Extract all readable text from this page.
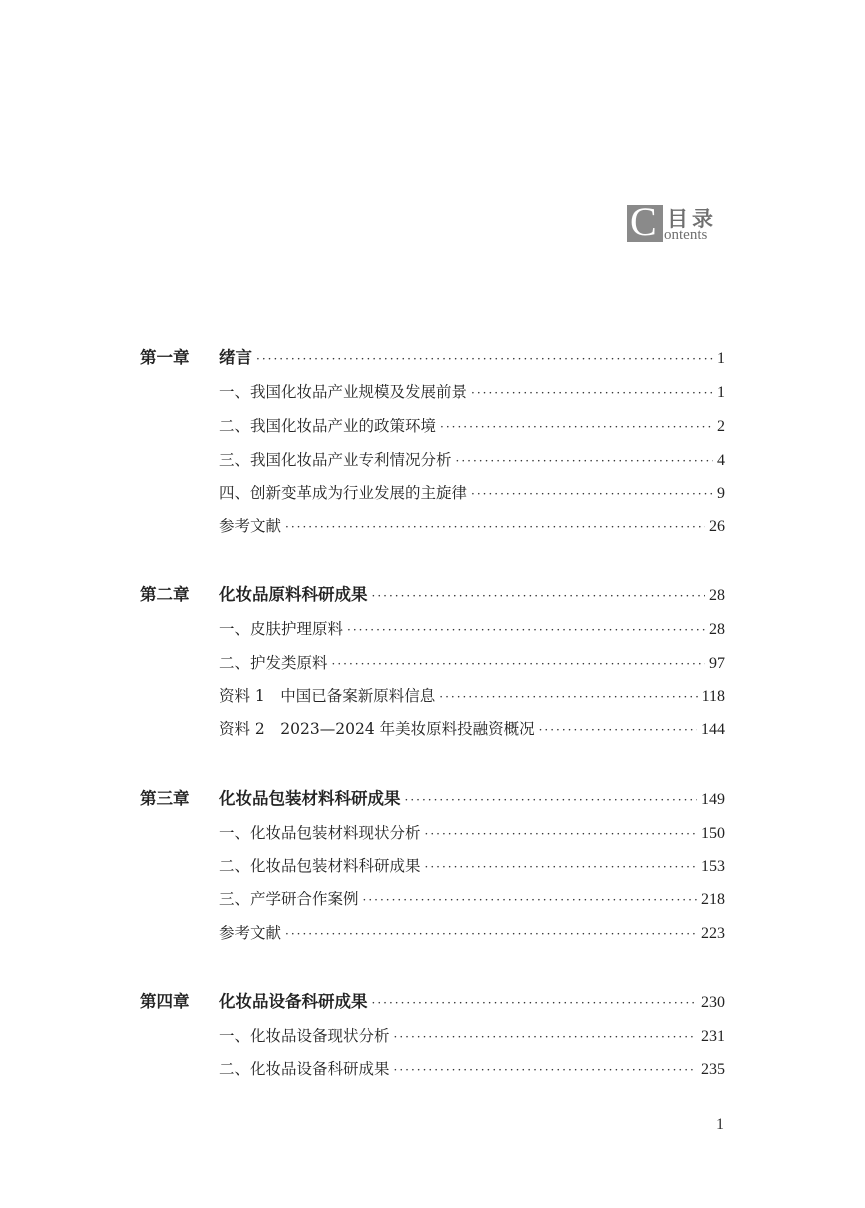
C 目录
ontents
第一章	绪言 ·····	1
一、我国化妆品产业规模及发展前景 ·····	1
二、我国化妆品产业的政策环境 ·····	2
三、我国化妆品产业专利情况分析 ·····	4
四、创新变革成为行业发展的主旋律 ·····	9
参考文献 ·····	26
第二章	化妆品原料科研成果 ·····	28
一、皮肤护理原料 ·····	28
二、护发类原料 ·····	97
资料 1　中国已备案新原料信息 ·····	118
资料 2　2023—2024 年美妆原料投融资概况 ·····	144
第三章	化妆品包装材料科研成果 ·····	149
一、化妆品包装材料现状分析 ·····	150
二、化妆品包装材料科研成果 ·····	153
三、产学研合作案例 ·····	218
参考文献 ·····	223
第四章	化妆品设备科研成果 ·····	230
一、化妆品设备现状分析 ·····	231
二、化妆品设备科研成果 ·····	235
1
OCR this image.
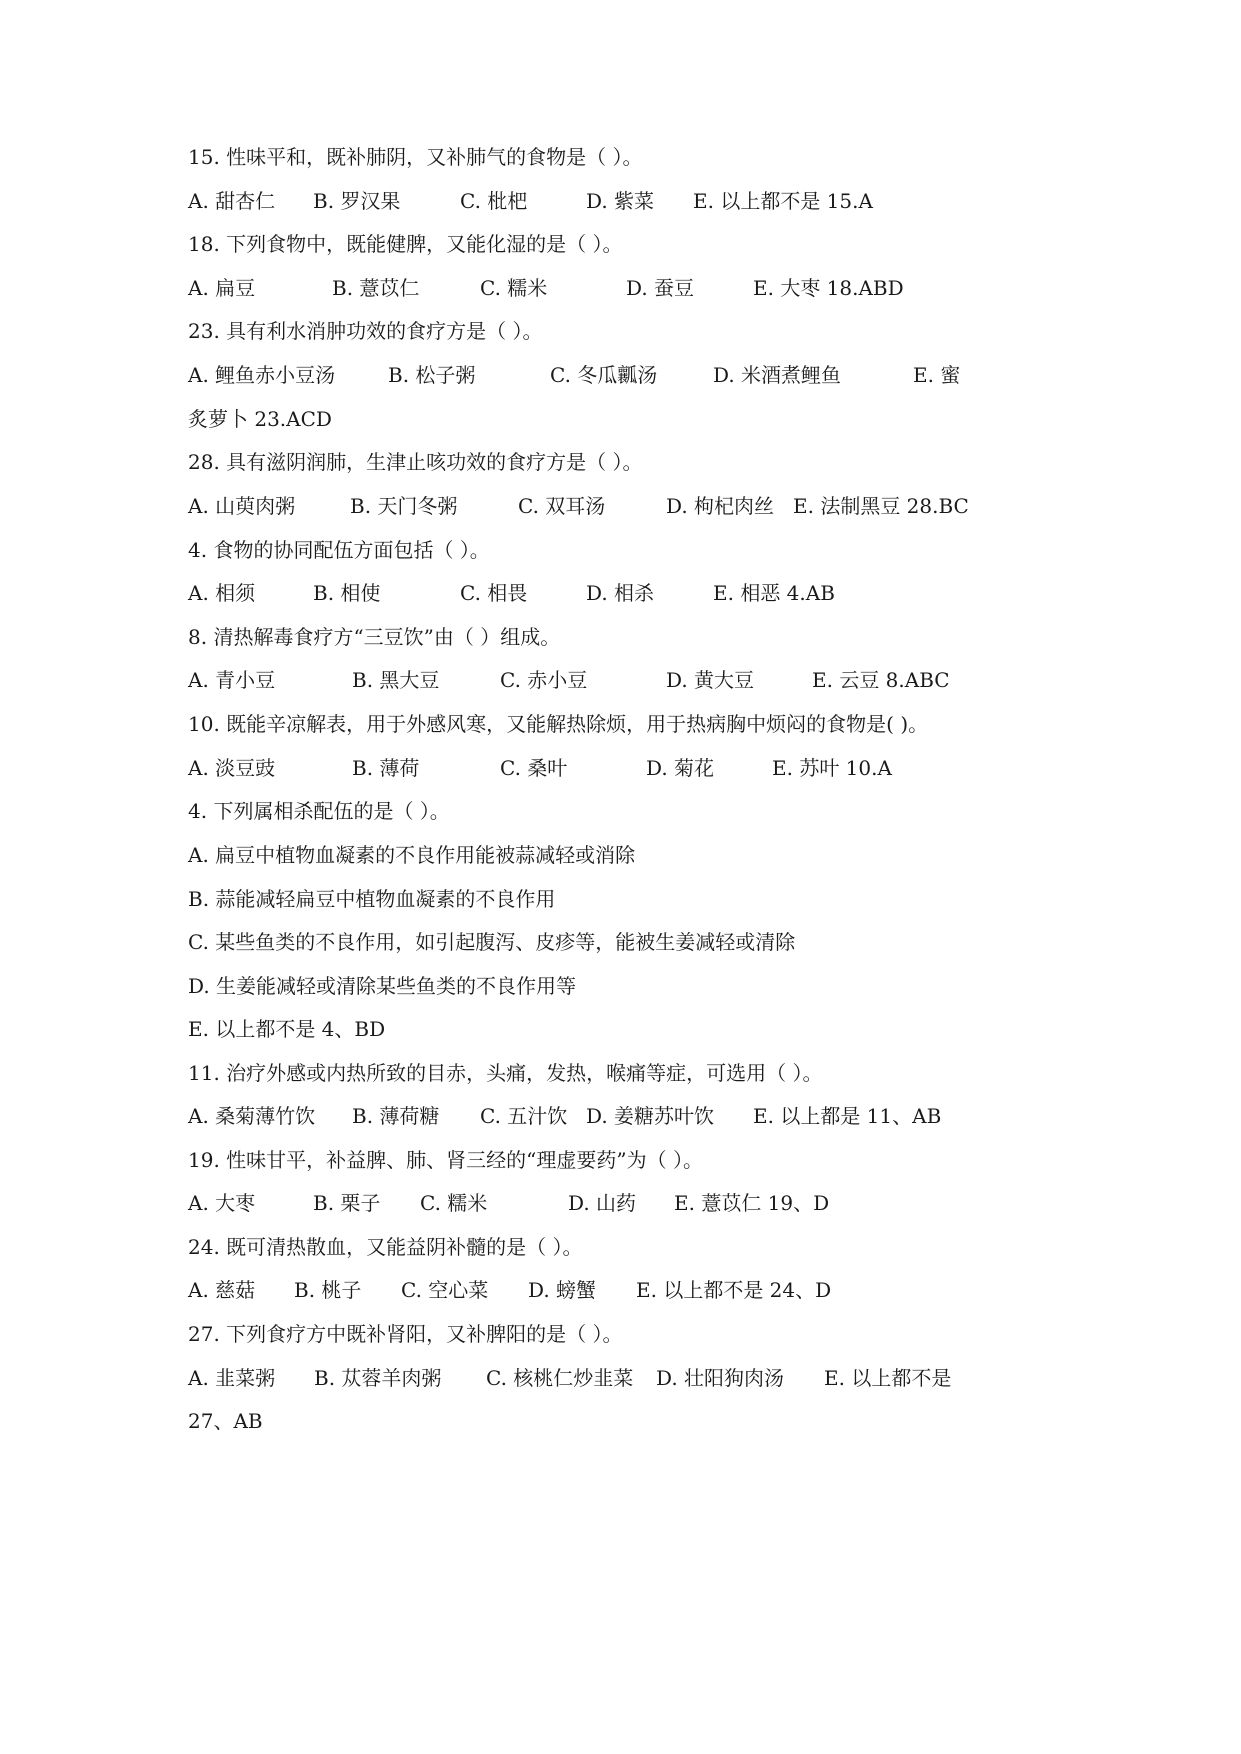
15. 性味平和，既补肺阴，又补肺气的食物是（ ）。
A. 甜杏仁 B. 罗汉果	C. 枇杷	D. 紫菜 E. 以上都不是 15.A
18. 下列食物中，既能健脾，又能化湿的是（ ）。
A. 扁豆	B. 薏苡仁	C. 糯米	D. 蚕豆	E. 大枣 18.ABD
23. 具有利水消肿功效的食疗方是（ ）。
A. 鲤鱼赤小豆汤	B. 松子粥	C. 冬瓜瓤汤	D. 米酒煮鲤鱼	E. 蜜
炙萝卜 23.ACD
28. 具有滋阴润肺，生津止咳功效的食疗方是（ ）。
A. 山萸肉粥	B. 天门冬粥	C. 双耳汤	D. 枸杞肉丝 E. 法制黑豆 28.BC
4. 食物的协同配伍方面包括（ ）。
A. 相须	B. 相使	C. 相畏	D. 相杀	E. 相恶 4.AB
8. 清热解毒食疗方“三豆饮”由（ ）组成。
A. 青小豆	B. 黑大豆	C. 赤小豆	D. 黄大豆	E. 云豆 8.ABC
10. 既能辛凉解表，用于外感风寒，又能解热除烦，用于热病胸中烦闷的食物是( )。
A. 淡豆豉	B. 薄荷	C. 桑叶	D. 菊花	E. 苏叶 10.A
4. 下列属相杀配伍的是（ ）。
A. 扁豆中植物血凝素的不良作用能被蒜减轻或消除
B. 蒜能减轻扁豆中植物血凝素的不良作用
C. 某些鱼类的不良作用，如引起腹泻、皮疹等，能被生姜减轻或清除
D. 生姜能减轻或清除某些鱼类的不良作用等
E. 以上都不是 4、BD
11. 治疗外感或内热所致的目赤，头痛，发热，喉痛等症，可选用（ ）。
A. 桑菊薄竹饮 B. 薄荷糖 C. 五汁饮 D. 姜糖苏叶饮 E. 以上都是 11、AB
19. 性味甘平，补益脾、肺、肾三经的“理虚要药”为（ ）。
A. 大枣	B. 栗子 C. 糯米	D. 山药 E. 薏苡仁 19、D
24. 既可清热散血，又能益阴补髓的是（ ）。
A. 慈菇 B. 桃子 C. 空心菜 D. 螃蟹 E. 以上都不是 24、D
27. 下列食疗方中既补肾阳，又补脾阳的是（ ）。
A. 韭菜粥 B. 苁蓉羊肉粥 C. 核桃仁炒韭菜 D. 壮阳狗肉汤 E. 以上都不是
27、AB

→ **DIRECTIONS**
Only the lines from the one that contains "OCR this image." to the end of the records, inclusive, are to be quoted exactly, with pictures excluded.

→ **TASK SOLUTION**
OCR this image.
15. 性味平和，既补肺阴，又补肺气的食物是（ ）。
A. 甜杏仁 B. 罗汉果	C. 枇杷	D. 紫菜 E. 以上都不是 15.A
18. 下列食物中，既能健脾，又能化湿的是（ ）。
A. 扁豆	B. 薏苡仁	C. 糯米	D. 蚕豆	E. 大枣 18.ABD
23. 具有利水消肿功效的食疗方是（ ）。
A. 鲤鱼赤小豆汤	B. 松子粥	C. 冬瓜瓤汤	D. 米酒煮鲤鱼	E. 蜜
炙萝卜 23.ACD
28. 具有滋阴润肺，生津止咳功效的食疗方是（ ）。
A. 山萸肉粥	B. 天门冬粥	C. 双耳汤	D. 枸杞肉丝 E. 法制黑豆 28.BC
4. 食物的协同配伍方面包括（ ）。
A. 相须	B. 相使	C. 相畏	D. 相杀	E. 相恶 4.AB
8. 清热解毒食疗方“三豆饮”由（ ）组成。
A. 青小豆	B. 黑大豆	C. 赤小豆	D. 黄大豆	E. 云豆 8.ABC
10. 既能辛凉解表，用于外感风寒，又能解热除烦，用于热病胸中烦闷的食物是( )。
A. 淡豆豉	B. 薄荷	C. 桑叶	D. 菊花	E. 苏叶 10.A
4. 下列属相杀配伍的是（ ）。
A. 扁豆中植物血凝素的不良作用能被蒜减轻或消除
B. 蒜能减轻扁豆中植物血凝素的不良作用
C. 某些鱼类的不良作用，如引起腹泻、皮疹等，能被生姜减轻或清除
D. 生姜能减轻或清除某些鱼类的不良作用等
E. 以上都不是 4、BD
11. 治疗外感或内热所致的目赤，头痛，发热，喉痛等症，可选用（ ）。
A. 桑菊薄竹饮 B. 薄荷糖 C. 五汁饮 D. 姜糖苏叶饮 E. 以上都是 11、AB
19. 性味甘平，补益脾、肺、肾三经的“理虚要药”为（ ）。
A. 大枣	B. 栗子 C. 糯米	D. 山药 E. 薏苡仁 19、D
24. 既可清热散血，又能益阴补髓的是（ ）。
A. 慈菇 B. 桃子 C. 空心菜 D. 螃蟹 E. 以上都不是 24、D
27. 下列食疗方中既补肾阳，又补脾阳的是（ ）。
A. 韭菜粥 B. 苁蓉羊肉粥 C. 核桃仁炒韭菜 D. 壮阳狗肉汤 E. 以上都不是
27、AB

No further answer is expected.